***** INFORMATION SHOWN

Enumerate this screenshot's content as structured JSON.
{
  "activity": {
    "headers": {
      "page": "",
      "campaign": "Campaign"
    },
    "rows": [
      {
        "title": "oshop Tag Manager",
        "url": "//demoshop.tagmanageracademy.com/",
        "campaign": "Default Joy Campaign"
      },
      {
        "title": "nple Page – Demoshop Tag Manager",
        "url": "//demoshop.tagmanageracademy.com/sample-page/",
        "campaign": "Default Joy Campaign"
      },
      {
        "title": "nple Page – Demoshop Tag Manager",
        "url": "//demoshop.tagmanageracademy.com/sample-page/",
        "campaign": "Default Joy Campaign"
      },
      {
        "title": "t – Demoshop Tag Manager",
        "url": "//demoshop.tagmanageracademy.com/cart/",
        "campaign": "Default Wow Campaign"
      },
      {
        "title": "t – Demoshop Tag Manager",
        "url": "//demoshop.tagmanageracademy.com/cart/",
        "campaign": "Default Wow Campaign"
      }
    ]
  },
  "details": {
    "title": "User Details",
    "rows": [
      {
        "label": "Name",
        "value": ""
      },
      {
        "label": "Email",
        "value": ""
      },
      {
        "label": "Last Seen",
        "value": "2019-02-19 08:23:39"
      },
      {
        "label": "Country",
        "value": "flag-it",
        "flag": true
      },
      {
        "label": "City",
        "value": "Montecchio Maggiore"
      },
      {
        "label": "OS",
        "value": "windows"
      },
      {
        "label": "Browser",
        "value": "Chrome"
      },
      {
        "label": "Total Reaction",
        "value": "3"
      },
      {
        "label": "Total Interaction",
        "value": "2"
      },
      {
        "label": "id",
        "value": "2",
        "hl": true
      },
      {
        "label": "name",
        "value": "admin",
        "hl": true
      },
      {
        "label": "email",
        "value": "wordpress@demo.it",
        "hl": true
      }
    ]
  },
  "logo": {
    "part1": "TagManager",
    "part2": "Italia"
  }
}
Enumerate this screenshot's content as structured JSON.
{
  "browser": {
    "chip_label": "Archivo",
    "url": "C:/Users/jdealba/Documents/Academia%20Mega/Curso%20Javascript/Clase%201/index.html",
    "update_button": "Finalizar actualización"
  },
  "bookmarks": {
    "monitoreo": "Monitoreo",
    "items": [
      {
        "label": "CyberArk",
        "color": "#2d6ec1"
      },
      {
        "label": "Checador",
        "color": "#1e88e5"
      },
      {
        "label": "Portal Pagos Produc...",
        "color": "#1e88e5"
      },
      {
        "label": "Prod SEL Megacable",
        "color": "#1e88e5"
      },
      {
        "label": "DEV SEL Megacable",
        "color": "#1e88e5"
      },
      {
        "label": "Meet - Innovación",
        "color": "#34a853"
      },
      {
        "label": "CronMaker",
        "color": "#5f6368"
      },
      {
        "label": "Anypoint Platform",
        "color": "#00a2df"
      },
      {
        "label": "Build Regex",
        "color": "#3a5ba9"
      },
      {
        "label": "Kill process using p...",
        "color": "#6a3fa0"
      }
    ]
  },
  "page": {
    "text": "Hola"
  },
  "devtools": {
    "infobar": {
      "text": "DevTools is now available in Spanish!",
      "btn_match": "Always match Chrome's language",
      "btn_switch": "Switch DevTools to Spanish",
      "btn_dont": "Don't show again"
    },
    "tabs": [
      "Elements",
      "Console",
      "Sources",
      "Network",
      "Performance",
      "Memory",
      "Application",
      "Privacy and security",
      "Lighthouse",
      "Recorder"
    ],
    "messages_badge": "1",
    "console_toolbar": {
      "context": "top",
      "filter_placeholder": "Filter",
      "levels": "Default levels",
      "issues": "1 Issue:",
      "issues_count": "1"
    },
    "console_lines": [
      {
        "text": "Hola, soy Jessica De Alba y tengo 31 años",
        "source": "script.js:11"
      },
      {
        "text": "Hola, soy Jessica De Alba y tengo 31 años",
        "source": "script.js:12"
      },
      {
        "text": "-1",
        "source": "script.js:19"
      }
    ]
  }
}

**********

### EXERCISE REQUIREMENTS
Please return the data above exactly as given.

### ANSWER TO THIS EXERCISE
Enumerate this screenshot's content as structured JSON.
{
  "activity": {
    "headers": {
      "page": "",
      "campaign": "Campaign"
    },
    "rows": [
      {
        "title": "oshop Tag Manager",
        "url": "//demoshop.tagmanageracademy.com/",
        "campaign": "Default Joy Campaign"
      },
      {
        "title": "nple Page – Demoshop Tag Manager",
        "url": "//demoshop.tagmanageracademy.com/sample-page/",
        "campaign": "Default Joy Campaign"
      },
      {
        "title": "nple Page – Demoshop Tag Manager",
        "url": "//demoshop.tagmanageracademy.com/sample-page/",
        "campaign": "Default Joy Campaign"
      },
      {
        "title": "t – Demoshop Tag Manager",
        "url": "//demoshop.tagmanageracademy.com/cart/",
        "campaign": "Default Wow Campaign"
      },
      {
        "title": "t – Demoshop Tag Manager",
        "url": "//demoshop.tagmanageracademy.com/cart/",
        "campaign": "Default Wow Campaign"
      }
    ]
  },
  "details": {
    "title": "User Details",
    "rows": [
      {
        "label": "Name",
        "value": ""
      },
      {
        "label": "Email",
        "value": ""
      },
      {
        "label": "Last Seen",
        "value": "2019-02-19 08:23:39"
      },
      {
        "label": "Country",
        "value": "flag-it",
        "flag": true
      },
      {
        "label": "City",
        "value": "Montecchio Maggiore"
      },
      {
        "label": "OS",
        "value": "windows"
      },
      {
        "label": "Browser",
        "value": "Chrome"
      },
      {
        "label": "Total Reaction",
        "value": "3"
      },
      {
        "label": "Total Interaction",
        "value": "2"
      },
      {
        "label": "id",
        "value": "2",
        "hl": true
      },
      {
        "label": "name",
        "value": "admin",
        "hl": true
      },
      {
        "label": "email",
        "value": "wordpress@demo.it",
        "hl": true
      }
    ]
  },
  "logo": {
    "part1": "TagManager",
    "part2": "Italia"
  }
}
Enumerate this screenshot's content as structured JSON.
{
  "browser": {
    "chip_label": "Archivo",
    "url": "C:/Users/jdealba/Documents/Academia%20Mega/Curso%20Javascript/Clase%201/index.html",
    "update_button": "Finalizar actualización"
  },
  "bookmarks": {
    "monitoreo": "Monitoreo",
    "items": [
      {
        "label": "CyberArk",
        "color": "#2d6ec1"
      },
      {
        "label": "Checador",
        "color": "#1e88e5"
      },
      {
        "label": "Portal Pagos Produc...",
        "color": "#1e88e5"
      },
      {
        "label": "Prod SEL Megacable",
        "color": "#1e88e5"
      },
      {
        "label": "DEV SEL Megacable",
        "color": "#1e88e5"
      },
      {
        "label": "Meet - Innovación",
        "color": "#34a853"
      },
      {
        "label": "CronMaker",
        "color": "#5f6368"
      },
      {
        "label": "Anypoint Platform",
        "color": "#00a2df"
      },
      {
        "label": "Build Regex",
        "color": "#3a5ba9"
      },
      {
        "label": "Kill process using p...",
        "color": "#6a3fa0"
      }
    ]
  },
  "page": {
    "text": "Hola"
  },
  "devtools": {
    "infobar": {
      "text": "DevTools is now available in Spanish!",
      "btn_match": "Always match Chrome's language",
      "btn_switch": "Switch DevTools to Spanish",
      "btn_dont": "Don't show again"
    },
    "tabs": [
      "Elements",
      "Console",
      "Sources",
      "Network",
      "Performance",
      "Memory",
      "Application",
      "Privacy and security",
      "Lighthouse",
      "Recorder"
    ],
    "messages_badge": "1",
    "console_toolbar": {
      "context": "top",
      "filter_placeholder": "Filter",
      "levels": "Default levels",
      "issues": "1 Issue:",
      "issues_count": "1"
    },
    "console_lines": [
      {
        "text": "Hola, soy Jessica De Alba y tengo 31 años",
        "source": "script.js:11"
      },
      {
        "text": "Hola, soy Jessica De Alba y tengo 31 años",
        "source": "script.js:12"
      },
      {
        "text": "-1",
        "source": "script.js:19"
      }
    ]
  }
}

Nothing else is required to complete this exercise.